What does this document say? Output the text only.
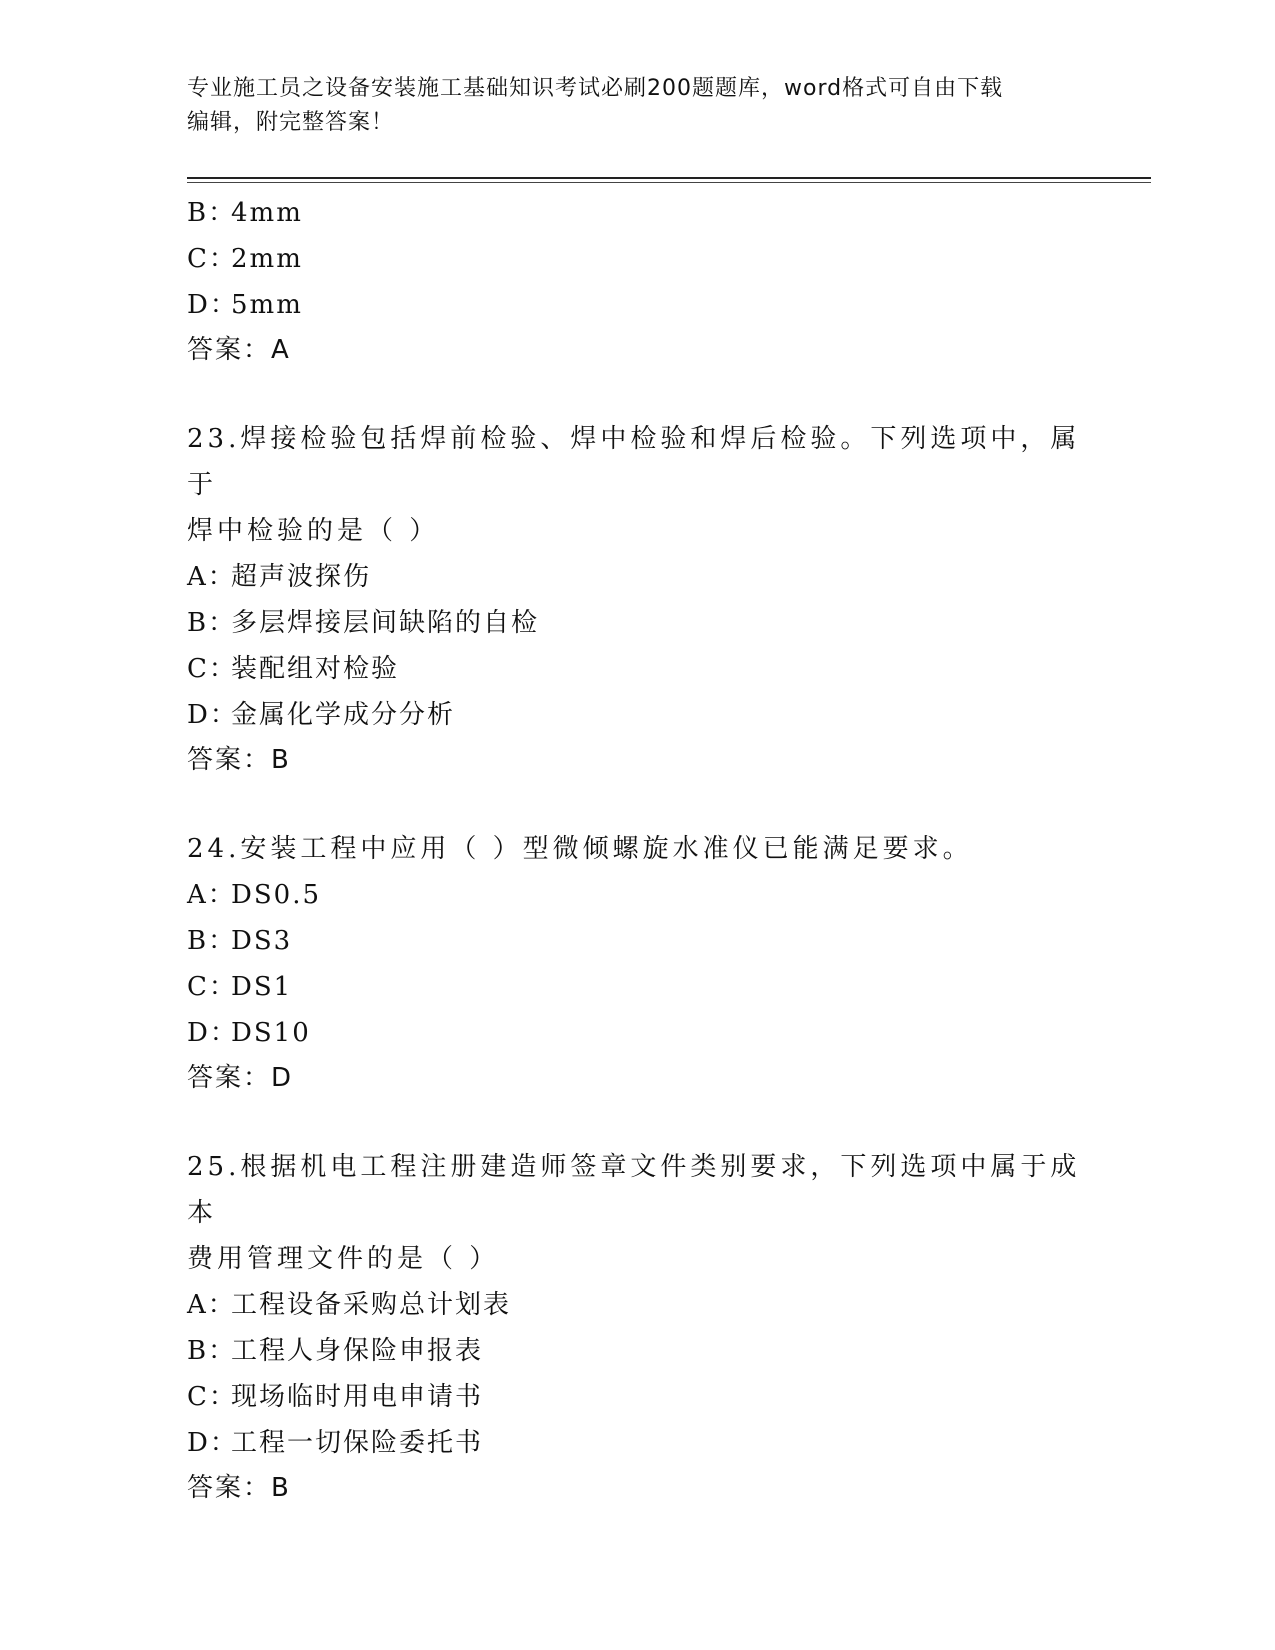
专业施工员之设备安装施工基础知识考试必刷200题题库，word格式可自由下载
编辑，附完整答案！
B：4mm
C：2mm
D：5mm
答案：A
23.焊接检验包括焊前检验、焊中检验和焊后检验。下列选项中，属于
焊中检验的是（ ）
A：超声波探伤
B：多层焊接层间缺陷的自检
C：装配组对检验
D：金属化学成分分析
答案：B
24.安装工程中应用（ ）型微倾螺旋水准仪已能满足要求。
A：DS0.5
B：DS3
C：DS1
D：DS10
答案：D
25.根据机电工程注册建造师签章文件类别要求，下列选项中属于成本
费用管理文件的是（ ）
A：工程设备采购总计划表
B：工程人身保险申报表
C：现场临时用电申请书
D：工程一切保险委托书
答案：B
____________
_Work to do:_ Reproduce the records, all of them, word for word; omit the pictures.

_Answer for the task:_
What does this document say? Output the text only.
专业施工员之设备安装施工基础知识考试必刷200题题库，word格式可自由下载
编辑，附完整答案！
B：4mm
C：2mm
D：5mm
答案：A
23.焊接检验包括焊前检验、焊中检验和焊后检验。下列选项中，属于
焊中检验的是（ ）
A：超声波探伤
B：多层焊接层间缺陷的自检
C：装配组对检验
D：金属化学成分分析
答案：B
24.安装工程中应用（ ）型微倾螺旋水准仪已能满足要求。
A：DS0.5
B：DS3
C：DS1
D：DS10
答案：D
25.根据机电工程注册建造师签章文件类别要求，下列选项中属于成本
费用管理文件的是（ ）
A：工程设备采购总计划表
B：工程人身保险申报表
C：现场临时用电申请书
D：工程一切保险委托书
答案：B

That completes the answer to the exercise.